--- begin ---

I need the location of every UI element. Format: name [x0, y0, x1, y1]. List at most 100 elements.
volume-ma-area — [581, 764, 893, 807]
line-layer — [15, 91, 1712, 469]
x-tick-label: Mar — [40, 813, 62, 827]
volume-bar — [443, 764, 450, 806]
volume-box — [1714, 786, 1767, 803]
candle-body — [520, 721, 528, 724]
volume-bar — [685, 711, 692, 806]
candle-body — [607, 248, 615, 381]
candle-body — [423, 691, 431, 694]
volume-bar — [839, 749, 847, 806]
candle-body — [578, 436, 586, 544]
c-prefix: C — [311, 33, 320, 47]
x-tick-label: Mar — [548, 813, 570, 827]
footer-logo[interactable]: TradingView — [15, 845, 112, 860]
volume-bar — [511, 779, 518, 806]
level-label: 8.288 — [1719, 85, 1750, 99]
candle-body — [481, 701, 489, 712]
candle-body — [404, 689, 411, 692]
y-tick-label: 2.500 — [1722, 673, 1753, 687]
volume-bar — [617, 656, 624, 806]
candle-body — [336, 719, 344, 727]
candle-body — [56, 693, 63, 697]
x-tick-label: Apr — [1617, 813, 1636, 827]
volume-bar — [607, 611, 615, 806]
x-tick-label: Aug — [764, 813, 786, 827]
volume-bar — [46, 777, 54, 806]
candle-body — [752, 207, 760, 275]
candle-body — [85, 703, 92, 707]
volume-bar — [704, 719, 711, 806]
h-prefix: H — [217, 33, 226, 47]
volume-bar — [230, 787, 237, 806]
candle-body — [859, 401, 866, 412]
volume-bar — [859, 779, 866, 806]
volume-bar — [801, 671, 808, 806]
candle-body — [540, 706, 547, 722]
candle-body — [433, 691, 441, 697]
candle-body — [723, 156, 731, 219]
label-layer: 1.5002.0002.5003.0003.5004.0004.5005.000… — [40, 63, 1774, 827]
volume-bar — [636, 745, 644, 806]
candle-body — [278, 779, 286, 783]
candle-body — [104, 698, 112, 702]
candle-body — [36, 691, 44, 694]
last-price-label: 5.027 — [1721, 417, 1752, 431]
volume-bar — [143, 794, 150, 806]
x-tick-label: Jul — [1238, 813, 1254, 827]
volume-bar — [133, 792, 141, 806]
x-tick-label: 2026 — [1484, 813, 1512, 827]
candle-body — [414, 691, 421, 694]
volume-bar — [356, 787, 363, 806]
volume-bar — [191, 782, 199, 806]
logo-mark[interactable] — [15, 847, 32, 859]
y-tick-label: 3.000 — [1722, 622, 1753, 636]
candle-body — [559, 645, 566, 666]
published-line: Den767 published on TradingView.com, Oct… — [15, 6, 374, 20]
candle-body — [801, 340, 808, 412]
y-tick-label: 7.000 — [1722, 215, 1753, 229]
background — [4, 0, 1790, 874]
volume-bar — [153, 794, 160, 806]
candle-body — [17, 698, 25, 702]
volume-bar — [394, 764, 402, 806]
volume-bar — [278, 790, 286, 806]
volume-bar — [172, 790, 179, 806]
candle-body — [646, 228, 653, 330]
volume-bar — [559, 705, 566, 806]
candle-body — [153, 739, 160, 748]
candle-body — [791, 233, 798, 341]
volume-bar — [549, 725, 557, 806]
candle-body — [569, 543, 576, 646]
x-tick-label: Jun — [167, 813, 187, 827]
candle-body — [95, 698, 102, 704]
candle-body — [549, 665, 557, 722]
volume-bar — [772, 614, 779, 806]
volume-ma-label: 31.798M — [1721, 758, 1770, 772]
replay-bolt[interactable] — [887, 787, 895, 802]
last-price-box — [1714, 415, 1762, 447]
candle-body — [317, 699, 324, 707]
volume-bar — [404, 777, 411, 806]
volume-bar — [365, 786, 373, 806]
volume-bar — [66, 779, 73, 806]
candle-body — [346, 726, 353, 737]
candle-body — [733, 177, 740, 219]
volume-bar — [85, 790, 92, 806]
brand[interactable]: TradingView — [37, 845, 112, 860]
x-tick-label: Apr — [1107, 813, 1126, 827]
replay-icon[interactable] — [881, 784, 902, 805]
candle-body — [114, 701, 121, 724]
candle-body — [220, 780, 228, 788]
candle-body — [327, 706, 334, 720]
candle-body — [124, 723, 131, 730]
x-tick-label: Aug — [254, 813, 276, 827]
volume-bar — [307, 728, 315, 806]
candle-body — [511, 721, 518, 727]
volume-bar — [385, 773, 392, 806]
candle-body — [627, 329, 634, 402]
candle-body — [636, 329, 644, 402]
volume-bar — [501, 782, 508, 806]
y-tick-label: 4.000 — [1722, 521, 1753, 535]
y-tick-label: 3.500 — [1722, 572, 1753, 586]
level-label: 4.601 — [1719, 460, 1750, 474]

--- end ---

**Task:** Arrange the data from its first line up to and including the line with "x-tick-label: Mar — [548, 813, 570, 827]" as a Markdown table with the columns Row and Line. Number each row and leave out blank lines.

**Output:**
| Row | Line |
|---|---|
| 1 | I need the location of every UI element. Format: name [x0, y0, x1, y1]. List at most 100 elements. |
| 2 | volume-ma-area — [581, 764, 893, 807] |
| 3 | line-layer — [15, 91, 1712, 469] |
| 4 | x-tick-label: Mar — [40, 813, 62, 827] |
| 5 | volume-bar — [443, 764, 450, 806] |
| 6 | volume-box — [1714, 786, 1767, 803] |
| 7 | candle-body — [520, 721, 528, 724] |
| 8 | volume-bar — [685, 711, 692, 806] |
| 9 | candle-body — [607, 248, 615, 381] |
| 10 | candle-body — [423, 691, 431, 694] |
| 11 | volume-bar — [839, 749, 847, 806] |
| 12 | candle-body — [578, 436, 586, 544] |
| 13 | c-prefix: C — [311, 33, 320, 47] |
| 14 | x-tick-label: Mar — [548, 813, 570, 827] |